Caffrey v. Alcorn

Decision Date08 November 1932
Citation162 A. 840,115 Conn. 605
CourtConnecticut Supreme Court
PartiesCAFFREY v. ALCORN.

Appeal from Superior Court, Middlesax County; John Richards Booth John A. Cornell, and Earnest C. Simpson, Judges.

Action by James T. Caffrey against Hugh M. Alcorn, administrator, on certain claims against the estate of John B. Hall, brought to the superior court where, upon motion of the defendant, the court gave judgment upon the record in favor of the defendant, and the plaintiff appeals.

Error and case remanded.

Leonard O. Ryan, of Middletown, for appellant.

Cornelius J. Danaher, of Meriden (Hugh M. Alcorn, of Hartford, on the brief), for appellee.

HAINES, J.

The court of probate for the district of Meriden, in which the solvent estate of John B. Hall was in process of settlement limited a period of six months from and after September 29, 1930, for the presentation of claims against the estate. The plaintiff presented his claim to the administrator in writing, November 10, 1930, which the latter disallowed December 10, 1930, and so notified the plaintiff. Under the provisions of General Statutes, § 4918, appearing in the footnote,[1] the plaintiff thereupon became entitled to begin suit upon his claim within four months from December 10, 1930, i. e., before April 10, 1931. The plaintiff did not bring suit within that period, and it is the contention of the defendant that the claim was thus forever barred by the provisions of that statute.

**Data segment**
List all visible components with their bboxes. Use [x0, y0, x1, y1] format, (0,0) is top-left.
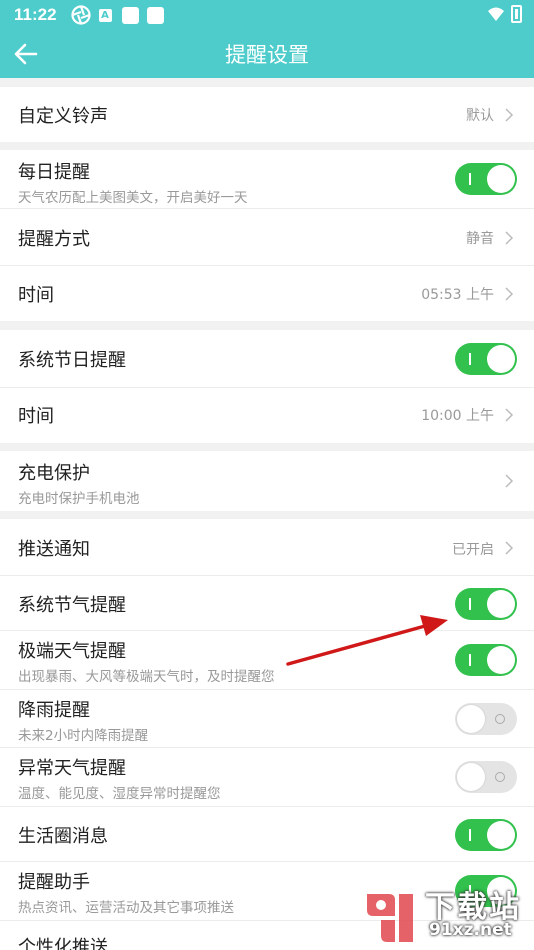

**Work instructions**
Continue the Caffrey v. Alcorn court opinion from its final sentence, in the same judicial voice.

**Response**
So far as this particular statute is concerned, that result would necessarily follow, since the statute explicitly so provides. It was enacted in 1817 and clearly intended to facilitate the early settlement of solvent estates by enabling the administrator to set in motion a four months limitation by his notice of disallowance. Robbins v. Coffing, 52 Conn. 118, 143. As the language of the statute indicates, this procedure applied to solvent estates only. Before 1907 this was the usual statutory method for the determination of claims against such estates. Chapter 27, § § 326-330, General Statutes, Rev. 1902. Where the estate was insolvent, however, a different procedure was provided. Claims against insolvent estate were to be passed upon by commissioners. Chapter 28, § § 331-340. General Statutes, Rev. 1902. They determined the amounts due on all the claims and the aggregate sum due to claimants, thus ensuring a fair and equitable division of the assets of the estate pro rata among the creditors. Nowell's Appeal, 51 Conn. 107, 111; First National Bank v. Hartford L. & A. Ins. Co., 45 Conn. 22, 39; Bailey v. Bussing, 37 Conn. 349, 353. There were, however, further statutory provisions which permitted a possibly solvent estate to be settled as an insolvent one, when the court of probate deemed it " expedient." General Statutes, Rev. 1902, § 341.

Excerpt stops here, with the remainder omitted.